• DESCRIPTION OF THE TASK: Print all of the lines exactly. Any picture among them stays out.

• DATA PROVIDED:
━━━
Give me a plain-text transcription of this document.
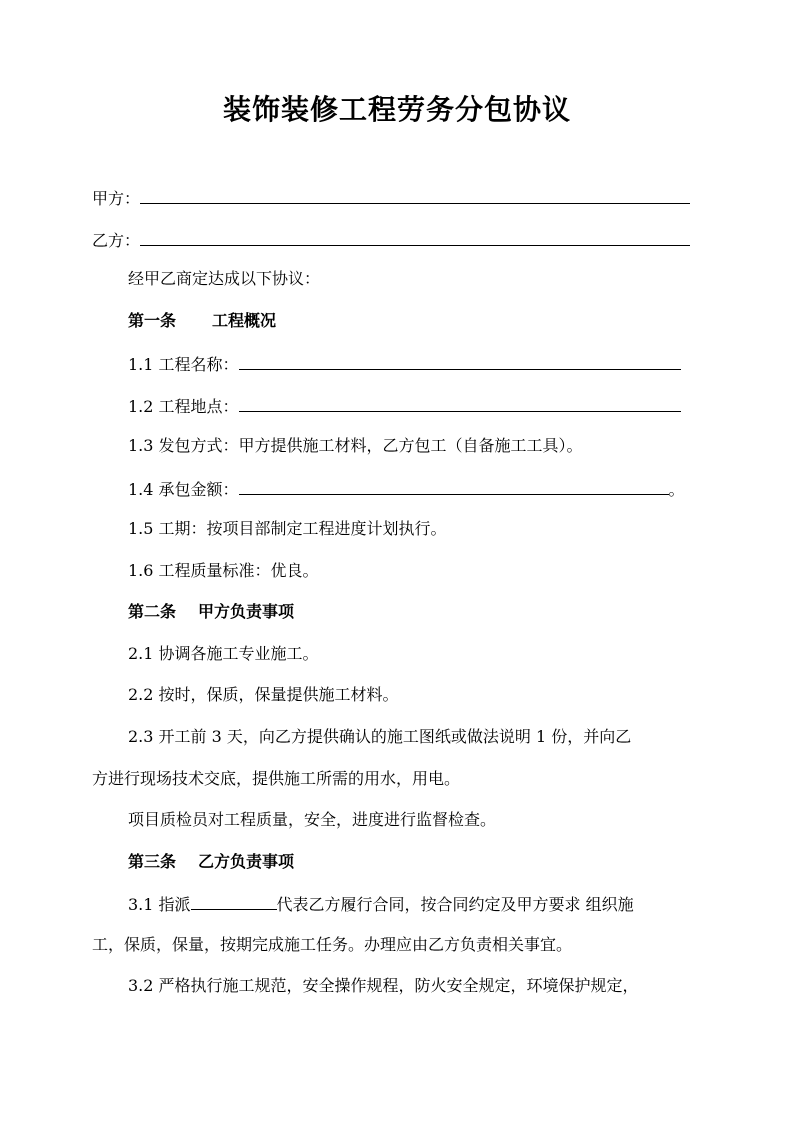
装饰装修工程劳务分包协议
甲方：
乙方：
经甲乙商定达成以下协议：
第一条 工程概况
1.1 工程名称：
1.2 工程地点：
1.3 发包方式：甲方提供施工材料，乙方包工（自备施工工具）。
1.4 承包金额：	。
1.5 工期：按项目部制定工程进度计划执行。
1.6 工程质量标准：优良。
第二条 甲方负责事项
2.1 协调各施工专业施工。
2.2 按时，保质，保量提供施工材料。
2.3 开工前 3 天，向乙方提供确认的施工图纸或做法说明 1 份，并向乙
方进行现场技术交底，提供施工所需的用水，用电。
项目质检员对工程质量，安全，进度进行监督检查。
第三条 乙方负责事项
3.1 指派	代表乙方履行合同，按合同约定及甲方要求 组织施
工，保质，保量，按期完成施工任务。办理应由乙方负责相关事宜。
3.2 严格执行施工规范，安全操作规程，防火安全规定，环境保护规定，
━━━
• ANSWER TO THIS PROBLEM:
Give me a plain-text transcription of this document.
装饰装修工程劳务分包协议
甲方：
乙方：
经甲乙商定达成以下协议：
第一条 工程概况
1.1 工程名称：
1.2 工程地点：
1.3 发包方式：甲方提供施工材料，乙方包工（自备施工工具）。
1.4 承包金额：	。
1.5 工期：按项目部制定工程进度计划执行。
1.6 工程质量标准：优良。
第二条 甲方负责事项
2.1 协调各施工专业施工。
2.2 按时，保质，保量提供施工材料。
2.3 开工前 3 天，向乙方提供确认的施工图纸或做法说明 1 份，并向乙
方进行现场技术交底，提供施工所需的用水，用电。
项目质检员对工程质量，安全，进度进行监督检查。
第三条 乙方负责事项
3.1 指派	代表乙方履行合同，按合同约定及甲方要求 组织施
工，保质，保量，按期完成施工任务。办理应由乙方负责相关事宜。
3.2 严格执行施工规范，安全操作规程，防火安全规定，环境保护规定，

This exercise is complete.